→ **Text section**:
Nikolai Strazhesko

Strazhesko, Nikolai Dmitrievich

 

Born Dec. 17 (29), 1876, in Odessa; died June 27, 1952, in Kiev. Soviet doctor of internal medicine. Academician of the Academy of Sciences of the USSR (1943), the Academy of Sciences of the Ukrainian SSR (1934), and the Academy of Medical Sciences of the USSR (1944). Hero of Socialist Labor (1947).

Strazhesko graduated from the medical faculty of the University of Kiev in 1899, after which he worked in V. P. Obraztsov’s clinic and in I. P. Pavlov’s laboratory. He became a professor at the Kiev Women’s Medical Courses in 1907 and at Novorossiia University in Odessa in 1919. He joined the staff of the Kiev Medical Institute in 1922. Strazhesko was appointed head of the subdepartment of fakul’tetskaia terapiia (course in medical sciences, with didactic technique presentation) at the institute in 1929 and head of the clinical department at the Institute of Clinical Physiology of the Academy of Sciences of the Ukrainian SSR in 1934. He organized the Ukrainian Institute of Clinical Medicine, of which he was director from 1936 to 1941 and from 1943; the institute was named in Strazhesko’s honor in 1955.

→ **Information given**:
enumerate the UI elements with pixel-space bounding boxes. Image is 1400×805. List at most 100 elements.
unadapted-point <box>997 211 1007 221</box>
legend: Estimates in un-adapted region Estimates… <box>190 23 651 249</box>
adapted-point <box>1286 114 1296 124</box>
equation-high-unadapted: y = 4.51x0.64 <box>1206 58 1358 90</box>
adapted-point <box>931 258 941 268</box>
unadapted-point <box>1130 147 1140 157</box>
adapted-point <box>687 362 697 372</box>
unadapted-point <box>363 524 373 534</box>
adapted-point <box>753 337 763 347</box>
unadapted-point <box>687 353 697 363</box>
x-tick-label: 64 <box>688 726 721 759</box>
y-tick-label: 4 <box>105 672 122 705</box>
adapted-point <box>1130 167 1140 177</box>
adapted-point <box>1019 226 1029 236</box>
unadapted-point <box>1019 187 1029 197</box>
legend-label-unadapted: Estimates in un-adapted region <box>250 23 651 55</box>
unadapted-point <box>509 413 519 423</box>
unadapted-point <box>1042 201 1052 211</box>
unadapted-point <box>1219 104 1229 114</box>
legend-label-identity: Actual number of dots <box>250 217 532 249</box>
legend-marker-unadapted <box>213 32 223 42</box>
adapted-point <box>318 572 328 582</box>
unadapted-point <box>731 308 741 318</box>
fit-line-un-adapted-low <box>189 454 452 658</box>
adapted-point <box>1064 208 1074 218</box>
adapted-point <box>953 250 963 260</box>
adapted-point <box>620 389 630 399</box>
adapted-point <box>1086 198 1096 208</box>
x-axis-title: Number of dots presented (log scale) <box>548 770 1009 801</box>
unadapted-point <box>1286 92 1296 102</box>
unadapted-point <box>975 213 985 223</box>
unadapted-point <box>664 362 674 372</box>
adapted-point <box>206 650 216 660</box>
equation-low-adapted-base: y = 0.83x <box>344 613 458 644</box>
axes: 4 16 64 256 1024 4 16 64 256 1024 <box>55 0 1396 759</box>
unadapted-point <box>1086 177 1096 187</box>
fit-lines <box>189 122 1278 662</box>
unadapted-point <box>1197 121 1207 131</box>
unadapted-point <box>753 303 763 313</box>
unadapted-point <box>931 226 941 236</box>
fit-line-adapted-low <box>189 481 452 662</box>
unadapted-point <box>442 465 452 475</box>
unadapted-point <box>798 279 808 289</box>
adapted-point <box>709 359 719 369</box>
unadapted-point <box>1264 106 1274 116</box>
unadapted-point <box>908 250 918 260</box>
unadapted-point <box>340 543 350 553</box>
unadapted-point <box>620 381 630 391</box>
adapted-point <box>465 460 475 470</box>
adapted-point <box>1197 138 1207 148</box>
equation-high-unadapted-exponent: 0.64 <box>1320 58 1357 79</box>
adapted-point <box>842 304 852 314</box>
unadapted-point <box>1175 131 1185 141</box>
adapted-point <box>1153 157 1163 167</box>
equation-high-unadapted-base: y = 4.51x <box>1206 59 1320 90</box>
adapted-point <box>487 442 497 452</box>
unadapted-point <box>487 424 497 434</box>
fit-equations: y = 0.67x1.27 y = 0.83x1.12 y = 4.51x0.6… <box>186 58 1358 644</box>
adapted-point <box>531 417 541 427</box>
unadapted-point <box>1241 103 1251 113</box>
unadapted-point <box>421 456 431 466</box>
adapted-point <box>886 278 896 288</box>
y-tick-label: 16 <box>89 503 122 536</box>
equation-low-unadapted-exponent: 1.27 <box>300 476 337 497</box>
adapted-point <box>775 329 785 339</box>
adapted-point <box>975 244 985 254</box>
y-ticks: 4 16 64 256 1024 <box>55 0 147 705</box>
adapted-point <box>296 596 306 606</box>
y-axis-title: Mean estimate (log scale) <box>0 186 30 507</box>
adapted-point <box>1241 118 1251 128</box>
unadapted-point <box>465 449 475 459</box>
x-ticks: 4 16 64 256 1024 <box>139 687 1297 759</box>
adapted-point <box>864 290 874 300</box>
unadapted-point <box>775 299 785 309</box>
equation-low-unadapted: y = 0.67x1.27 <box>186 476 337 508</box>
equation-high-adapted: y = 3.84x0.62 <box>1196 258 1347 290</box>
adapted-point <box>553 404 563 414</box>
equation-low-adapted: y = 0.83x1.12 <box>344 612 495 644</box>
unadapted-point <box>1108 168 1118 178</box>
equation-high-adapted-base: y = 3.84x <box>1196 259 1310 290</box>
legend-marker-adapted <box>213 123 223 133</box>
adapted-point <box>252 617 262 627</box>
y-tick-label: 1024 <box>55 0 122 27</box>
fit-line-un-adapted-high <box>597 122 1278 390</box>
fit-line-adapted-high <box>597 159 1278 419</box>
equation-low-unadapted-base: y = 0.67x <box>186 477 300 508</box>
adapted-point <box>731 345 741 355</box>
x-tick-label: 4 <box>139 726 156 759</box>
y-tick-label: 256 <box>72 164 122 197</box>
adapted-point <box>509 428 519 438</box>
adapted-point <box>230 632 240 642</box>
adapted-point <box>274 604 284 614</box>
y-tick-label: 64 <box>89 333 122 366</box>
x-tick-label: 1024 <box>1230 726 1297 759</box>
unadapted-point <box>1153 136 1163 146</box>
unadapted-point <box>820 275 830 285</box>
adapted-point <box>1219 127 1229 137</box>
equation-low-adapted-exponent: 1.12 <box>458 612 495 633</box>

→ **Work request 1**:
Copy the part of the Strazhesko entry starting at "Born Dec. 17" and ending at "Socialist Labor (1947).".
→ **Work request 2**:
Turn the paragraph of the Strazhesko entry that begins "Strazhesko graduated from the medical faculty" into a short list that keeps its main facts.

→ **Task response 1**:
Born Dec. 17 (29), 1876, in Odessa; died June 27, 1952, in Kiev. Soviet doctor of internal medicine. Academician of the Academy of Sciences of the USSR (1943), the Academy of Sciences of the Ukrainian SSR (1934), and the Academy of Medical Sciences of the USSR (1944). Hero of Socialist Labor (1947).

→ **Task response 2**:
- 1899: graduated from the medical faculty of the University of Kiev, then worked in V. P. Obraztsov's clinic and I. P. Pavlov's laboratory
- 1907: professor at the Kiev Women's Medical Courses
- 1919: professor at Novorossiia University in Odessa
- 1922: joined the Kiev Medical Institute
- 1929: head of the subdepartment of fakul'tetskaia terapiia at the institute
- 1934: head of the clinical department at the Institute of Clinical Physiology of the Academy of Sciences of the Ukrainian SSR
- Organized the Ukrainian Institute of Clinical Medicine and directed it from 1936 to 1941 and from 1943
- 1955: the institute was named in his honor